Task goal: Copy the material that follows word for word and omit its pictures.

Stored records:
·····

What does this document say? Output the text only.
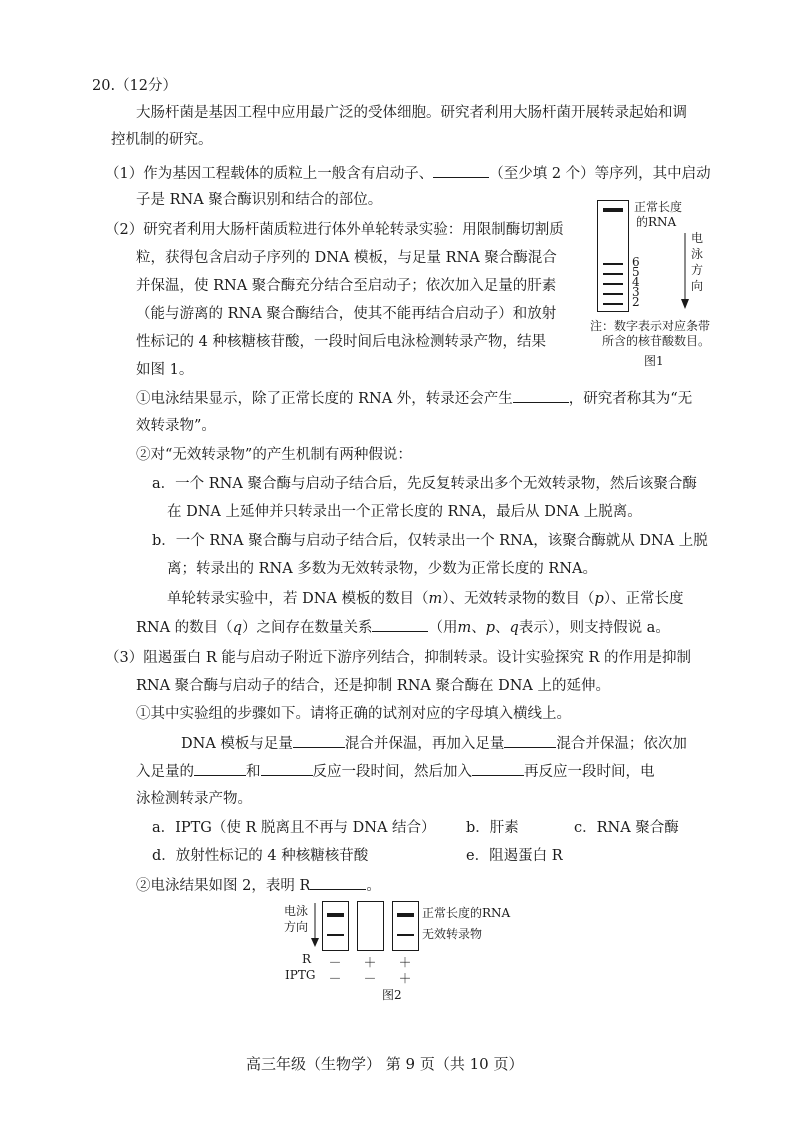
20.（12分）
大肠杆菌是基因工程中应用最广泛的受体细胞。研究者利用大肠杆菌开展转录起始和调
控机制的研究。
（1）作为基因工程载体的质粒上一般含有启动子、	（至少填 2 个）等序列，其中启动
子是 RNA 聚合酶识别和结合的部位。
（2）研究者利用大肠杆菌质粒进行体外单轮转录实验：用限制酶切割质
粒，获得包含启动子序列的 DNA 模板，与足量 RNA 聚合酶混合
并保温，使 RNA 聚合酶充分结合至启动子；依次加入足量的肝素
（能与游离的 RNA 聚合酶结合，使其不能再结合启动子）和放射
性标记的 4 种核糖核苷酸，一段时间后电泳检测转录产物，结果
如图 1。
正常长度
的RNA
6
5
4
3
2
电
泳
方
向
注：数字表示对应条带
所含的核苷酸数目。
图1
①电泳结果显示，除了正常长度的 RNA 外，转录还会产生	，研究者称其为“无
效转录物”。
②对“无效转录物”的产生机制有两种假说：
a．一个 RNA 聚合酶与启动子结合后，先反复转录出多个无效转录物，然后该聚合酶
在 DNA 上延伸并只转录出一个正常长度的 RNA，最后从 DNA 上脱离。
b．一个 RNA 聚合酶与启动子结合后，仅转录出一个 RNA，该聚合酶就从 DNA 上脱
离；转录出的 RNA 多数为无效转录物，少数为正常长度的 RNA。
单轮转录实验中，若 DNA 模板的数目（m）、无效转录物的数目（p）、正常长度
RNA 的数目（q）之间存在数量关系	（用m、p、q表示），则支持假说 a。
（3）阻遏蛋白 R 能与启动子附近下游序列结合，抑制转录。设计实验探究 R 的作用是抑制
RNA 聚合酶与启动子的结合，还是抑制 RNA 聚合酶在 DNA 上的延伸。
①其中实验组的步骤如下。请将正确的试剂对应的字母填入横线上。
DNA 模板与足量	混合并保温，再加入足量	混合并保温；依次加
入足量的	和	反应一段时间，然后加入	再反应一段时间，电
泳检测转录产物。
a．IPTG（使 R 脱离且不再与 DNA 结合） b．肝素	c．RNA 聚合酶
d．放射性标记的 4 种核糖核苷酸	e．阻遏蛋白 R
②电泳结果如图 2，表明 R	。
电泳
方向
正常长度的RNA
无效转录物
R － ＋ ＋
IPTG － － ＋
图2
高三年级（生物学） 第 9 页（共 10 页）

·····

The response:
What does this document say? Output the text only.
20.（12分）
大肠杆菌是基因工程中应用最广泛的受体细胞。研究者利用大肠杆菌开展转录起始和调
控机制的研究。
（1）作为基因工程载体的质粒上一般含有启动子、	（至少填 2 个）等序列，其中启动
子是 RNA 聚合酶识别和结合的部位。
（2）研究者利用大肠杆菌质粒进行体外单轮转录实验：用限制酶切割质
粒，获得包含启动子序列的 DNA 模板，与足量 RNA 聚合酶混合
并保温，使 RNA 聚合酶充分结合至启动子；依次加入足量的肝素
（能与游离的 RNA 聚合酶结合，使其不能再结合启动子）和放射
性标记的 4 种核糖核苷酸，一段时间后电泳检测转录产物，结果
如图 1。
正常长度
的RNA
6
5
4
3
2
电
泳
方
向
注：数字表示对应条带
所含的核苷酸数目。
图1
①电泳结果显示，除了正常长度的 RNA 外，转录还会产生	，研究者称其为“无
效转录物”。
②对“无效转录物”的产生机制有两种假说：
a．一个 RNA 聚合酶与启动子结合后，先反复转录出多个无效转录物，然后该聚合酶
在 DNA 上延伸并只转录出一个正常长度的 RNA，最后从 DNA 上脱离。
b．一个 RNA 聚合酶与启动子结合后，仅转录出一个 RNA，该聚合酶就从 DNA 上脱
离；转录出的 RNA 多数为无效转录物，少数为正常长度的 RNA。
单轮转录实验中，若 DNA 模板的数目（m）、无效转录物的数目（p）、正常长度
RNA 的数目（q）之间存在数量关系	（用m、p、q表示），则支持假说 a。
（3）阻遏蛋白 R 能与启动子附近下游序列结合，抑制转录。设计实验探究 R 的作用是抑制
RNA 聚合酶与启动子的结合，还是抑制 RNA 聚合酶在 DNA 上的延伸。
①其中实验组的步骤如下。请将正确的试剂对应的字母填入横线上。
DNA 模板与足量	混合并保温，再加入足量	混合并保温；依次加
入足量的	和	反应一段时间，然后加入	再反应一段时间，电
泳检测转录产物。
a．IPTG（使 R 脱离且不再与 DNA 结合） b．肝素	c．RNA 聚合酶
d．放射性标记的 4 种核糖核苷酸	e．阻遏蛋白 R
②电泳结果如图 2，表明 R	。
电泳
方向
正常长度的RNA
无效转录物
R － ＋ ＋
IPTG － － ＋
图2
高三年级（生物学） 第 9 页（共 10 页）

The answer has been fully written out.